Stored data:

* * *

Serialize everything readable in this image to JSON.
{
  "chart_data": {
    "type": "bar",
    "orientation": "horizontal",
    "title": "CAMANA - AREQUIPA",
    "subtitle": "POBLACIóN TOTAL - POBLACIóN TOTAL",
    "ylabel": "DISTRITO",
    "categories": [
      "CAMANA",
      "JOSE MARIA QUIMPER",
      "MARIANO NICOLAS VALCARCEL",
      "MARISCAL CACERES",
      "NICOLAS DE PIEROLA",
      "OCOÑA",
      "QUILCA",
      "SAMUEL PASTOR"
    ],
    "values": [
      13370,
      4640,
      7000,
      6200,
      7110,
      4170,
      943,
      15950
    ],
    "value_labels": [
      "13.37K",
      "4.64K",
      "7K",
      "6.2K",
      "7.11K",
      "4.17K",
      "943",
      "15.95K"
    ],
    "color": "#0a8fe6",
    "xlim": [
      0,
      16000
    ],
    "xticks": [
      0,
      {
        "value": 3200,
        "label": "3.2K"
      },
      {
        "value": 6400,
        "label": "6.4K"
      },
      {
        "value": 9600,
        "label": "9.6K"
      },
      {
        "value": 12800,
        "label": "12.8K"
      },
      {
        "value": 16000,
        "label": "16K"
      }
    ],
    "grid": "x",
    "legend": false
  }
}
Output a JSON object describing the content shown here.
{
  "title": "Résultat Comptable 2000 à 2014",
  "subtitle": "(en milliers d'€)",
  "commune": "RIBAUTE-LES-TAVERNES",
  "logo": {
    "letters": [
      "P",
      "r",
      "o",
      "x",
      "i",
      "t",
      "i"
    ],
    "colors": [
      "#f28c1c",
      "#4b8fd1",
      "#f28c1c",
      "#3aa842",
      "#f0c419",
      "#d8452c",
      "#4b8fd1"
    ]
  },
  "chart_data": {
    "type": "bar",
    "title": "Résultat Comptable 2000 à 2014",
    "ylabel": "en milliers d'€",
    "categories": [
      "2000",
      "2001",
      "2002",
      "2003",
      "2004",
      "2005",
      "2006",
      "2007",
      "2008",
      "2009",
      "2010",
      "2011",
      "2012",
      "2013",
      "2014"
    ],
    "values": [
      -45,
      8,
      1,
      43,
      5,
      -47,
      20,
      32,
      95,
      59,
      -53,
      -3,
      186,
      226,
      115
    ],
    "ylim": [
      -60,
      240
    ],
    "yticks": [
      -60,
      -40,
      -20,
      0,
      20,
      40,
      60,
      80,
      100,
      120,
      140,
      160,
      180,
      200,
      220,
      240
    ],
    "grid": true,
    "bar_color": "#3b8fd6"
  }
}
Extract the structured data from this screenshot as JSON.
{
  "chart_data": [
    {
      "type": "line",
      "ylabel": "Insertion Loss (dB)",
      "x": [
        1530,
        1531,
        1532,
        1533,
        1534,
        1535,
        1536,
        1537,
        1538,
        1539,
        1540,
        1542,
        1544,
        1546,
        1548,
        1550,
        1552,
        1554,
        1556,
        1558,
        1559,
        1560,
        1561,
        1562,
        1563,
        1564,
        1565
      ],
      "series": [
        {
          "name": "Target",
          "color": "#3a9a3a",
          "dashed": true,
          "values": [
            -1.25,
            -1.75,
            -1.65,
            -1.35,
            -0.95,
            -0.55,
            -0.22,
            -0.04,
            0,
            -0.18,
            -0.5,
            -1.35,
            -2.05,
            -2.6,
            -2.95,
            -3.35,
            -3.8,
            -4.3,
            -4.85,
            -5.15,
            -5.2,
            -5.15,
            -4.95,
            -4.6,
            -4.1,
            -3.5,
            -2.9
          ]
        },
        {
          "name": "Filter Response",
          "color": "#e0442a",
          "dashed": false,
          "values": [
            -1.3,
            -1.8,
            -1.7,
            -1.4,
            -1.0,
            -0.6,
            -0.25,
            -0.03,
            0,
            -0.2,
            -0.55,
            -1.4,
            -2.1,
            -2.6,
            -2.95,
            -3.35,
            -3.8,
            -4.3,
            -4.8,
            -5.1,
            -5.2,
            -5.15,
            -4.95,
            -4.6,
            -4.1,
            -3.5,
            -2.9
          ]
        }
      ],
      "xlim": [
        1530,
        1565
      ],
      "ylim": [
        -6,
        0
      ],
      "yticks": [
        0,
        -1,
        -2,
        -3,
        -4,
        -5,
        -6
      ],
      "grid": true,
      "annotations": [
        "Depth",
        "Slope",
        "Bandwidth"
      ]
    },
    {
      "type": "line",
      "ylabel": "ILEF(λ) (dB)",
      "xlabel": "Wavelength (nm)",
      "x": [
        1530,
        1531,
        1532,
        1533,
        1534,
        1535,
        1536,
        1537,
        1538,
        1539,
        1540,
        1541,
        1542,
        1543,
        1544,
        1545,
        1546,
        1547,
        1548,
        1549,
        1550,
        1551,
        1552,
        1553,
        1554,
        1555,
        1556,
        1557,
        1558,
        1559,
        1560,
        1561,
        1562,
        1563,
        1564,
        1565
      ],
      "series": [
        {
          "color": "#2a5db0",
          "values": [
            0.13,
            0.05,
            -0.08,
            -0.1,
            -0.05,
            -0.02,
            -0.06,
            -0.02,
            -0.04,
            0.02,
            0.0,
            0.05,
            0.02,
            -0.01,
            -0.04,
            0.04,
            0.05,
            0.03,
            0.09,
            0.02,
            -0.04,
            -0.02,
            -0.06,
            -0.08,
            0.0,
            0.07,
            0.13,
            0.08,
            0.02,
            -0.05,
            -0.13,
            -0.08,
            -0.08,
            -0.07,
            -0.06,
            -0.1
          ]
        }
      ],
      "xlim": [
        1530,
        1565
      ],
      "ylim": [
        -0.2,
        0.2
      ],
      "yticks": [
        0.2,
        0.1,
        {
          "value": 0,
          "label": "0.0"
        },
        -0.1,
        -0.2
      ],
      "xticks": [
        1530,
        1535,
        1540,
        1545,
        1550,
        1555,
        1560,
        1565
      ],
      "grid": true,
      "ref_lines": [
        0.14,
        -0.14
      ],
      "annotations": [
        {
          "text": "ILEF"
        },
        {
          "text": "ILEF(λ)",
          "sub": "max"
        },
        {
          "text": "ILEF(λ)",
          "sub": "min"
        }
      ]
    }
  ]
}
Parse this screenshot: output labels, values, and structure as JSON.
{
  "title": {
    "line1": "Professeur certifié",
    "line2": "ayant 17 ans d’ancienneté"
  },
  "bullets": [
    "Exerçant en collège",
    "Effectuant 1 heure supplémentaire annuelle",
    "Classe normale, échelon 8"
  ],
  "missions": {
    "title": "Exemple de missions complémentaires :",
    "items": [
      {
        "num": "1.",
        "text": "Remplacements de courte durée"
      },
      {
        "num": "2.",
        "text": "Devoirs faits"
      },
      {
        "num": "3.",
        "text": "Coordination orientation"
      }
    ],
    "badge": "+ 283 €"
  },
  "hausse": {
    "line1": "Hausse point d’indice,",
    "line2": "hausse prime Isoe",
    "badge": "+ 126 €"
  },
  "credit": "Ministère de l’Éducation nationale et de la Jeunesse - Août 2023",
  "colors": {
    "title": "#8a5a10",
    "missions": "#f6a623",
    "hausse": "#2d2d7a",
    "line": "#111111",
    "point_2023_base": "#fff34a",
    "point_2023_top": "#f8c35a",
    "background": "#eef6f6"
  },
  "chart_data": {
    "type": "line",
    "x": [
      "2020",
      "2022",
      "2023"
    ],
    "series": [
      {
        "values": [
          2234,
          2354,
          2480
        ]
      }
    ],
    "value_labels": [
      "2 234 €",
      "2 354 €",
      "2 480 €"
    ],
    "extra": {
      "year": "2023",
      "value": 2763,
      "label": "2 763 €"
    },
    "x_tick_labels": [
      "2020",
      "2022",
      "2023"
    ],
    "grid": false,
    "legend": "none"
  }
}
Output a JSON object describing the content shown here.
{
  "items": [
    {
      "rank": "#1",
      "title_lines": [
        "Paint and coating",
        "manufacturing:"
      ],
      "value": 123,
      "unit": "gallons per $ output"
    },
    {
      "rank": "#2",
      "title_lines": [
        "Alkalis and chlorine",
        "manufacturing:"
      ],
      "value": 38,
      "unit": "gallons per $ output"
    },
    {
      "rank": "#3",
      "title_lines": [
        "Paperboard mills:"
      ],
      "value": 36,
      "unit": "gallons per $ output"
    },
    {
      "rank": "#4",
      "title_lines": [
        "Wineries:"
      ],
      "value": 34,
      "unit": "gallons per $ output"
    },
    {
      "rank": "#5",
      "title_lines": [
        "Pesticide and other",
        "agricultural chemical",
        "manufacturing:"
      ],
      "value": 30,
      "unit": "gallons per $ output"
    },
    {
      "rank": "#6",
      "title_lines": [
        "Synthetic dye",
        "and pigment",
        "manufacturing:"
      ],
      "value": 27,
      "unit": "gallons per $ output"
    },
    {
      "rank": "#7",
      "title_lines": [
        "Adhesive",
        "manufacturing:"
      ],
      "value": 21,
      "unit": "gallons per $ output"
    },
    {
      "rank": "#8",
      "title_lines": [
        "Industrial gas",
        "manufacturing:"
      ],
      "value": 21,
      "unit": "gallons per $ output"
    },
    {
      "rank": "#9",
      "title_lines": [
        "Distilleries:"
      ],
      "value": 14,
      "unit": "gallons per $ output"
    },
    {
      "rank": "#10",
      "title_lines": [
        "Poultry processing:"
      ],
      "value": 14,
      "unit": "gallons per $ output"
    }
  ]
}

* * *

Brief:
Each line containing "Résultat" counts once; state the total number of such lines and nothing else.

Answer:
2